All of the material below is to be retyped exactly.

- - -

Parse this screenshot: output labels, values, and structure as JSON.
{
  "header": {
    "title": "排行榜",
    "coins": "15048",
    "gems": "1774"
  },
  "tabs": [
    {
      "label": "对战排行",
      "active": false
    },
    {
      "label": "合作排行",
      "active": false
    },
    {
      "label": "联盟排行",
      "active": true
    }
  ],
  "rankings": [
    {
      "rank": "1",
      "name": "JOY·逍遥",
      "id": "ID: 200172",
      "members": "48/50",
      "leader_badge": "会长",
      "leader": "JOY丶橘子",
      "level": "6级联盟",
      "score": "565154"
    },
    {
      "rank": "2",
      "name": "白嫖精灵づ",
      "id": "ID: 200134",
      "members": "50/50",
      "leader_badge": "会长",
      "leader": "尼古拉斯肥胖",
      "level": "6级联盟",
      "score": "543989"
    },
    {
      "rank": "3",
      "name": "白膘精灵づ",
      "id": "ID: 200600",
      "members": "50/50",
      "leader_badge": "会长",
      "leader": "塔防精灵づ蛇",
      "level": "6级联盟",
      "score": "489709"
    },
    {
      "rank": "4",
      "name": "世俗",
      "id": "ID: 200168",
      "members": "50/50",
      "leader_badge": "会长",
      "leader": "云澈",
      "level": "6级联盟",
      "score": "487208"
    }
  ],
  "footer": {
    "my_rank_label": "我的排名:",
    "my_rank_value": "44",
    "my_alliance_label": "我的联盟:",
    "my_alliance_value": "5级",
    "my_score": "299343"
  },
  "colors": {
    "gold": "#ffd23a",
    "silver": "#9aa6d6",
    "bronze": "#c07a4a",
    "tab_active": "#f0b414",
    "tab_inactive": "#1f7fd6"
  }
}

- - -

• [Written answer]:
Parse this screenshot: output labels, values, and structure as JSON.
{
  "header": {
    "title": "排行榜",
    "coins": "15048",
    "gems": "1774"
  },
  "tabs": [
    {
      "label": "对战排行",
      "active": false
    },
    {
      "label": "合作排行",
      "active": false
    },
    {
      "label": "联盟排行",
      "active": true
    }
  ],
  "rankings": [
    {
      "rank": "1",
      "name": "JOY·逍遥",
      "id": "ID: 200172",
      "members": "48/50",
      "leader_badge": "会长",
      "leader": "JOY丶橘子",
      "level": "6级联盟",
      "score": "565154"
    },
    {
      "rank": "2",
      "name": "白嫖精灵づ",
      "id": "ID: 200134",
      "members": "50/50",
      "leader_badge": "会长",
      "leader": "尼古拉斯肥胖",
      "level": "6级联盟",
      "score": "543989"
    },
    {
      "rank": "3",
      "name": "白膘精灵づ",
      "id": "ID: 200600",
      "members": "50/50",
      "leader_badge": "会长",
      "leader": "塔防精灵づ蛇",
      "level": "6级联盟",
      "score": "489709"
    },
    {
      "rank": "4",
      "name": "世俗",
      "id": "ID: 200168",
      "members": "50/50",
      "leader_badge": "会长",
      "leader": "云澈",
      "level": "6级联盟",
      "score": "487208"
    }
  ],
  "footer": {
    "my_rank_label": "我的排名:",
    "my_rank_value": "44",
    "my_alliance_label": "我的联盟:",
    "my_alliance_value": "5级",
    "my_score": "299343"
  },
  "colors": {
    "gold": "#ffd23a",
    "silver": "#9aa6d6",
    "bronze": "#c07a4a",
    "tab_active": "#f0b414",
    "tab_inactive": "#1f7fd6"
  }
}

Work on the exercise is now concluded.